Short exercise: The entries below are to be repeated exactly as they stand.
************
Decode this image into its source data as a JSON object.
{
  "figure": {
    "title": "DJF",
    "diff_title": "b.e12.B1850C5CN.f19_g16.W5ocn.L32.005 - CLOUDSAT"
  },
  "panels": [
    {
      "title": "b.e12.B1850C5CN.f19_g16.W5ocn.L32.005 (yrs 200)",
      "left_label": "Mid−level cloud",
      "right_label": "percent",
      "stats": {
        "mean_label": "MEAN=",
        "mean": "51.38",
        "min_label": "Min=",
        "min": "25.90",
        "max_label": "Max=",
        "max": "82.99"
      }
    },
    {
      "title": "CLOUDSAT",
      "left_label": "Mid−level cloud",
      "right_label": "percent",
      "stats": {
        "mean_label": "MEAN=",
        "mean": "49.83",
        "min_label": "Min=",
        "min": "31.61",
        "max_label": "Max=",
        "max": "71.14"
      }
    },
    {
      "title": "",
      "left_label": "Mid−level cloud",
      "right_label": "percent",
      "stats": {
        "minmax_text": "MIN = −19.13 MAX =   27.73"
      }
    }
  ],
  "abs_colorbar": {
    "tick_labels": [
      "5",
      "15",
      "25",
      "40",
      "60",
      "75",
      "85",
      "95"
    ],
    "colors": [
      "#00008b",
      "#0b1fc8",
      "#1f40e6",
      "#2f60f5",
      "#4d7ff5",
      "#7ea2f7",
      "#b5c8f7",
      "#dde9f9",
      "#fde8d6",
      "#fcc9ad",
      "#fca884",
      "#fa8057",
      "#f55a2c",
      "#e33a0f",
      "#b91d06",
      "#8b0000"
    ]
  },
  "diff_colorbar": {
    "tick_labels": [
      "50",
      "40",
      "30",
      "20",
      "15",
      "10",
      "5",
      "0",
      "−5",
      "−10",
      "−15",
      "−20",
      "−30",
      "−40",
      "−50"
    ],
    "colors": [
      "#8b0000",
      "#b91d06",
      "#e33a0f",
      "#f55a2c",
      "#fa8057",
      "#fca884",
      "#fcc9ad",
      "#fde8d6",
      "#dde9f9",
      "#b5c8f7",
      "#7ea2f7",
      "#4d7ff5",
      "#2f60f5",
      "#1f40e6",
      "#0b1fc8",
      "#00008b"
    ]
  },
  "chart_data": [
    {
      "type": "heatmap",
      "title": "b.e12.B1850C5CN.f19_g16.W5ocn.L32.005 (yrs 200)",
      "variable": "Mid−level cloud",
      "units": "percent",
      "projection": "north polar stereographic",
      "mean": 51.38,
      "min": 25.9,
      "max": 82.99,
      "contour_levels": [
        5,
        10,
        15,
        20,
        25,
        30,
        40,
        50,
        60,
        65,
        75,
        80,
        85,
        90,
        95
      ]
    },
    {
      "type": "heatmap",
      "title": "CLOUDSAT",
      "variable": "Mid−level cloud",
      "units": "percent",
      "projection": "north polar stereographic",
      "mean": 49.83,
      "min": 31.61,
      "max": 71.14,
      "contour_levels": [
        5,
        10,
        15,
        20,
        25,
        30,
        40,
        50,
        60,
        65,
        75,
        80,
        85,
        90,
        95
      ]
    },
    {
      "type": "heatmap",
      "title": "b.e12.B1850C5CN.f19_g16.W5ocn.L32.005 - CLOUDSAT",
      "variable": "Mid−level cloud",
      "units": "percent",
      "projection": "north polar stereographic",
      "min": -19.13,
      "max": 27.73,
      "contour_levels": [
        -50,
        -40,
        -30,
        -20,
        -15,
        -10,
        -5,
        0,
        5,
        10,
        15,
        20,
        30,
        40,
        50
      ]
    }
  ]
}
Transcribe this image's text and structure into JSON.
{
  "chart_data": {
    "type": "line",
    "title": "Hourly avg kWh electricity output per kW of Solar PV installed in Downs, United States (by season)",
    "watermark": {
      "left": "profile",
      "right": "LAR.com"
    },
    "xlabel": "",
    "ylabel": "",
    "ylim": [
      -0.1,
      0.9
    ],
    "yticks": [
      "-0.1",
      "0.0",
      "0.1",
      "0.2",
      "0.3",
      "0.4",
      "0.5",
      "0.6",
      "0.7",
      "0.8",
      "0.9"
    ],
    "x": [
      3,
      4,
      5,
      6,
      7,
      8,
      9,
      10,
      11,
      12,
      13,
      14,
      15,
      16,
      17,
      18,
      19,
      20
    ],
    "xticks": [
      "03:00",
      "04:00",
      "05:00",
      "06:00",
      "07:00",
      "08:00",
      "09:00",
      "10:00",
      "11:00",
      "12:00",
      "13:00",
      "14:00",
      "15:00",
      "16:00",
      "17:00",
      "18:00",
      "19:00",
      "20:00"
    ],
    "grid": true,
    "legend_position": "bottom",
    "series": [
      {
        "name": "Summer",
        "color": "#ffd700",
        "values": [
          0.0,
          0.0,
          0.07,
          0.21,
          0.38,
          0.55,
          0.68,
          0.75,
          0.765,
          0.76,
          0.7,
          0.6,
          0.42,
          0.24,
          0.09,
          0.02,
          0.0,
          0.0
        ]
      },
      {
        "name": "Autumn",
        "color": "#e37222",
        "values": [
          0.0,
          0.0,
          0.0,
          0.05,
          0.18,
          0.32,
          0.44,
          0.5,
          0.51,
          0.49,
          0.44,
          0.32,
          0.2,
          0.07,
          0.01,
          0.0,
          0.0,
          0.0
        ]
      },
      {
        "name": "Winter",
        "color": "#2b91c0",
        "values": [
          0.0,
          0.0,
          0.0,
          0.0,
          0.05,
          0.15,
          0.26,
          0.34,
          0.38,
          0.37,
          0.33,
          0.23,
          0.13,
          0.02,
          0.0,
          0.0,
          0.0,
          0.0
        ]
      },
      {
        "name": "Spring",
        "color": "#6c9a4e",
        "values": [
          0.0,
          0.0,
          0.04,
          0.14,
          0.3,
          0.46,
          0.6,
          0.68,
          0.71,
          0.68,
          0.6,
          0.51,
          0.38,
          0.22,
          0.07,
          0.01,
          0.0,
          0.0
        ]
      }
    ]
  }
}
************
Task output:
Decode this image into its source data as a JSON object.
{
  "figure": {
    "title": "DJF",
    "diff_title": "b.e12.B1850C5CN.f19_g16.W5ocn.L32.005 - CLOUDSAT"
  },
  "panels": [
    {
      "title": "b.e12.B1850C5CN.f19_g16.W5ocn.L32.005 (yrs 200)",
      "left_label": "Mid−level cloud",
      "right_label": "percent",
      "stats": {
        "mean_label": "MEAN=",
        "mean": "51.38",
        "min_label": "Min=",
        "min": "25.90",
        "max_label": "Max=",
        "max": "82.99"
      }
    },
    {
      "title": "CLOUDSAT",
      "left_label": "Mid−level cloud",
      "right_label": "percent",
      "stats": {
        "mean_label": "MEAN=",
        "mean": "49.83",
        "min_label": "Min=",
        "min": "31.61",
        "max_label": "Max=",
        "max": "71.14"
      }
    },
    {
      "title": "",
      "left_label": "Mid−level cloud",
      "right_label": "percent",
      "stats": {
        "minmax_text": "MIN = −19.13 MAX =   27.73"
      }
    }
  ],
  "abs_colorbar": {
    "tick_labels": [
      "5",
      "15",
      "25",
      "40",
      "60",
      "75",
      "85",
      "95"
    ],
    "colors": [
      "#00008b",
      "#0b1fc8",
      "#1f40e6",
      "#2f60f5",
      "#4d7ff5",
      "#7ea2f7",
      "#b5c8f7",
      "#dde9f9",
      "#fde8d6",
      "#fcc9ad",
      "#fca884",
      "#fa8057",
      "#f55a2c",
      "#e33a0f",
      "#b91d06",
      "#8b0000"
    ]
  },
  "diff_colorbar": {
    "tick_labels": [
      "50",
      "40",
      "30",
      "20",
      "15",
      "10",
      "5",
      "0",
      "−5",
      "−10",
      "−15",
      "−20",
      "−30",
      "−40",
      "−50"
    ],
    "colors": [
      "#8b0000",
      "#b91d06",
      "#e33a0f",
      "#f55a2c",
      "#fa8057",
      "#fca884",
      "#fcc9ad",
      "#fde8d6",
      "#dde9f9",
      "#b5c8f7",
      "#7ea2f7",
      "#4d7ff5",
      "#2f60f5",
      "#1f40e6",
      "#0b1fc8",
      "#00008b"
    ]
  },
  "chart_data": [
    {
      "type": "heatmap",
      "title": "b.e12.B1850C5CN.f19_g16.W5ocn.L32.005 (yrs 200)",
      "variable": "Mid−level cloud",
      "units": "percent",
      "projection": "north polar stereographic",
      "mean": 51.38,
      "min": 25.9,
      "max": 82.99,
      "contour_levels": [
        5,
        10,
        15,
        20,
        25,
        30,
        40,
        50,
        60,
        65,
        75,
        80,
        85,
        90,
        95
      ]
    },
    {
      "type": "heatmap",
      "title": "CLOUDSAT",
      "variable": "Mid−level cloud",
      "units": "percent",
      "projection": "north polar stereographic",
      "mean": 49.83,
      "min": 31.61,
      "max": 71.14,
      "contour_levels": [
        5,
        10,
        15,
        20,
        25,
        30,
        40,
        50,
        60,
        65,
        75,
        80,
        85,
        90,
        95
      ]
    },
    {
      "type": "heatmap",
      "title": "b.e12.B1850C5CN.f19_g16.W5ocn.L32.005 - CLOUDSAT",
      "variable": "Mid−level cloud",
      "units": "percent",
      "projection": "north polar stereographic",
      "min": -19.13,
      "max": 27.73,
      "contour_levels": [
        -50,
        -40,
        -30,
        -20,
        -15,
        -10,
        -5,
        0,
        5,
        10,
        15,
        20,
        30,
        40,
        50
      ]
    }
  ]
}
Transcribe this image's text and structure into JSON.
{
  "chart_data": {
    "type": "line",
    "title": "Hourly avg kWh electricity output per kW of Solar PV installed in Downs, United States (by season)",
    "watermark": {
      "left": "profile",
      "right": "LAR.com"
    },
    "xlabel": "",
    "ylabel": "",
    "ylim": [
      -0.1,
      0.9
    ],
    "yticks": [
      "-0.1",
      "0.0",
      "0.1",
      "0.2",
      "0.3",
      "0.4",
      "0.5",
      "0.6",
      "0.7",
      "0.8",
      "0.9"
    ],
    "x": [
      3,
      4,
      5,
      6,
      7,
      8,
      9,
      10,
      11,
      12,
      13,
      14,
      15,
      16,
      17,
      18,
      19,
      20
    ],
    "xticks": [
      "03:00",
      "04:00",
      "05:00",
      "06:00",
      "07:00",
      "08:00",
      "09:00",
      "10:00",
      "11:00",
      "12:00",
      "13:00",
      "14:00",
      "15:00",
      "16:00",
      "17:00",
      "18:00",
      "19:00",
      "20:00"
    ],
    "grid": true,
    "legend_position": "bottom",
    "series": [
      {
        "name": "Summer",
        "color": "#ffd700",
        "values": [
          0.0,
          0.0,
          0.07,
          0.21,
          0.38,
          0.55,
          0.68,
          0.75,
          0.765,
          0.76,
          0.7,
          0.6,
          0.42,
          0.24,
          0.09,
          0.02,
          0.0,
          0.0
        ]
      },
      {
        "name": "Autumn",
        "color": "#e37222",
        "values": [
          0.0,
          0.0,
          0.0,
          0.05,
          0.18,
          0.32,
          0.44,
          0.5,
          0.51,
          0.49,
          0.44,
          0.32,
          0.2,
          0.07,
          0.01,
          0.0,
          0.0,
          0.0
        ]
      },
      {
        "name": "Winter",
        "color": "#2b91c0",
        "values": [
          0.0,
          0.0,
          0.0,
          0.0,
          0.05,
          0.15,
          0.26,
          0.34,
          0.38,
          0.37,
          0.33,
          0.23,
          0.13,
          0.02,
          0.0,
          0.0,
          0.0,
          0.0
        ]
      },
      {
        "name": "Spring",
        "color": "#6c9a4e",
        "values": [
          0.0,
          0.0,
          0.04,
          0.14,
          0.3,
          0.46,
          0.6,
          0.68,
          0.71,
          0.68,
          0.6,
          0.51,
          0.38,
          0.22,
          0.07,
          0.01,
          0.0,
          0.0
        ]
      }
    ]
  }
}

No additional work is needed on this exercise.